You can also raise tech level by importing TLs from a world with the "Foundation" designation. Foundations automatically go up in TL to match your capital's current TL (if their fated TL is higher, they will remain at this TL, but they will not raise planets above the capital's TL.) A planet's TL is raised by establishing a trade route that imports TLs from the foundation. Foundation TLs raise planets above their native TL. You can change the TL that the world is being uplifted to by clicking on the trade route. TLs added by uplifts don't consume WUs on the planet being uplifted, so can be a better option than programs for maximizing production. One foundation can supply up to ~200 TLs! If your foundation gets captured, the planets it supplied will begin to regress to their native TLs. If the supply of consumer goods to a foundation gets cut off, it won't be able to produce as many TLs since it will have to dedicate WUs to provide for its own people.
Social Order
You only need to really start worrying about social order when a planet's social order is "rebelling". Rebelling planets have an (undetermined) chance to go into civil war. Civil war trashes efficiency, resulting in reduced WU production. A portion of your infantry on the planet become rebel forces and the world will likely declare independence after about 24 hours if you don't drop a bunch of infantry on it to restore order. If the civilian population continues to die during the war (from resource shortages, etc) the world may declare independence even sooner. Planets that go independent retain all infantry, ships and defenses; don't let your shipyards and academies lose civil wars!
_____
Problem to work on ▸
According to the passage on tech levels and social order, what do planets keep when they go independent? List each item.

Supplied information ▸
_____
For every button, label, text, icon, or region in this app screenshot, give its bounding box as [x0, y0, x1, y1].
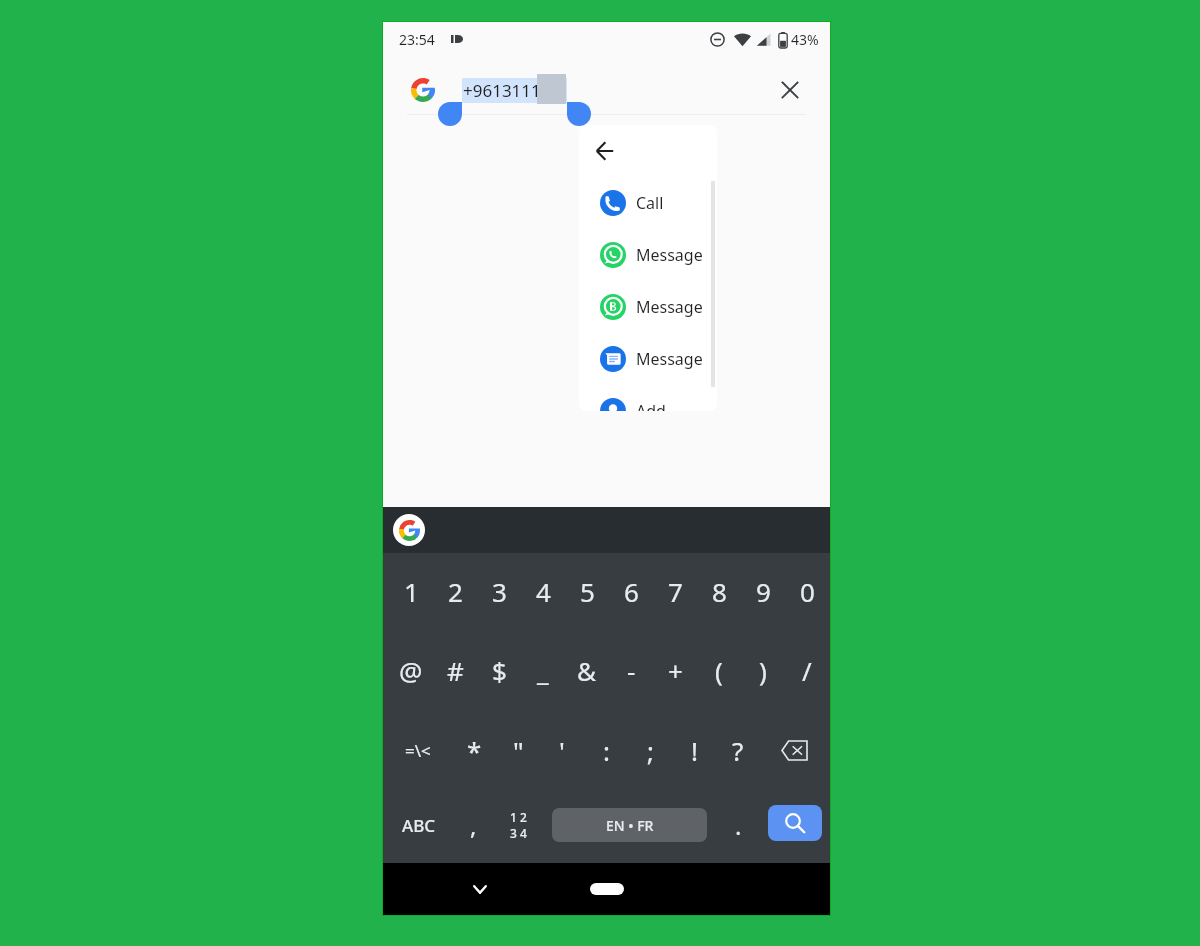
_____
Solution to the problem ▸
- Infantry
- Ships
- Defenses